[Data items]
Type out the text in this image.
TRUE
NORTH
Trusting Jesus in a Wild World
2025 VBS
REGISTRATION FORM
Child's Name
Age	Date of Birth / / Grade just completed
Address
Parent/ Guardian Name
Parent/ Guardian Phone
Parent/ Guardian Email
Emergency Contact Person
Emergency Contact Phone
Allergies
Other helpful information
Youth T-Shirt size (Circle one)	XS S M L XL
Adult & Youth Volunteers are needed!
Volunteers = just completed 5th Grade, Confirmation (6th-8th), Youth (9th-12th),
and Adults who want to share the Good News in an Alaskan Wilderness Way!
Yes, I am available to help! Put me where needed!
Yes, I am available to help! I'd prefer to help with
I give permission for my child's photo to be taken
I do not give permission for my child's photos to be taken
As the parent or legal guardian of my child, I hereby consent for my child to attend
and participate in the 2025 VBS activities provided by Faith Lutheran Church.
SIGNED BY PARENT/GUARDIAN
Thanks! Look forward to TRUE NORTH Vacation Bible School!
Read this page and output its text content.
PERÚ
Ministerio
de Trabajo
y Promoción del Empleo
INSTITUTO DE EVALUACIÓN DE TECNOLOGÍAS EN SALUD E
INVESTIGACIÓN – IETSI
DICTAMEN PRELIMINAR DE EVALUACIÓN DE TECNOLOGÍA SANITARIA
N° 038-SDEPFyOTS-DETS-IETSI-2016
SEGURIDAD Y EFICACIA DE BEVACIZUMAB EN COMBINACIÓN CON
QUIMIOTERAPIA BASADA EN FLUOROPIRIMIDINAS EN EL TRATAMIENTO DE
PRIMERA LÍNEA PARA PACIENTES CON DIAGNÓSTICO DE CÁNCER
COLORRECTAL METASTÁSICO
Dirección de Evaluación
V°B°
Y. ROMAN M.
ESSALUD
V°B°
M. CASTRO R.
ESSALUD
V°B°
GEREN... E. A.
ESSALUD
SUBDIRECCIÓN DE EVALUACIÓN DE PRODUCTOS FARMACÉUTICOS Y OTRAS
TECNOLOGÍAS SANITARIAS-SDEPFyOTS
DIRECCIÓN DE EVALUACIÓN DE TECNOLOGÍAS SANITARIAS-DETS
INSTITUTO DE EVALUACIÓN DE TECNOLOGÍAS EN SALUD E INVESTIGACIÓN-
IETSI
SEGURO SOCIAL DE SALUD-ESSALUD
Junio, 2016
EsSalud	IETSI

Exercise brief >> All of the records must be repeated exactly.

Exercise result >>
Type out the text in this image.
TRUE
NORTH
Trusting Jesus in a Wild World
2025 VBS
REGISTRATION FORM
Child's Name
Age	Date of Birth / / Grade just completed
Address
Parent/ Guardian Name
Parent/ Guardian Phone
Parent/ Guardian Email
Emergency Contact Person
Emergency Contact Phone
Allergies
Other helpful information
Youth T-Shirt size (Circle one)	XS S M L XL
Adult & Youth Volunteers are needed!
Volunteers = just completed 5th Grade, Confirmation (6th-8th), Youth (9th-12th),
and Adults who want to share the Good News in an Alaskan Wilderness Way!
Yes, I am available to help! Put me where needed!
Yes, I am available to help! I'd prefer to help with
I give permission for my child's photo to be taken
I do not give permission for my child's photos to be taken
As the parent or legal guardian of my child, I hereby consent for my child to attend
and participate in the 2025 VBS activities provided by Faith Lutheran Church.
SIGNED BY PARENT/GUARDIAN
Thanks! Look forward to TRUE NORTH Vacation Bible School!
Read this page and output its text content.
PERÚ
Ministerio
de Trabajo
y Promoción del Empleo
INSTITUTO DE EVALUACIÓN DE TECNOLOGÍAS EN SALUD E
INVESTIGACIÓN – IETSI
DICTAMEN PRELIMINAR DE EVALUACIÓN DE TECNOLOGÍA SANITARIA
N° 038-SDEPFyOTS-DETS-IETSI-2016
SEGURIDAD Y EFICACIA DE BEVACIZUMAB EN COMBINACIÓN CON
QUIMIOTERAPIA BASADA EN FLUOROPIRIMIDINAS EN EL TRATAMIENTO DE
PRIMERA LÍNEA PARA PACIENTES CON DIAGNÓSTICO DE CÁNCER
COLORRECTAL METASTÁSICO
Dirección de Evaluación
V°B°
Y. ROMAN M.
ESSALUD
V°B°
M. CASTRO R.
ESSALUD
V°B°
GEREN... E. A.
ESSALUD
SUBDIRECCIÓN DE EVALUACIÓN DE PRODUCTOS FARMACÉUTICOS Y OTRAS
TECNOLOGÍAS SANITARIAS-SDEPFyOTS
DIRECCIÓN DE EVALUACIÓN DE TECNOLOGÍAS SANITARIAS-DETS
INSTITUTO DE EVALUACIÓN DE TECNOLOGÍAS EN SALUD E INVESTIGACIÓN-
IETSI
SEGURO SOCIAL DE SALUD-ESSALUD
Junio, 2016
EsSalud	IETSI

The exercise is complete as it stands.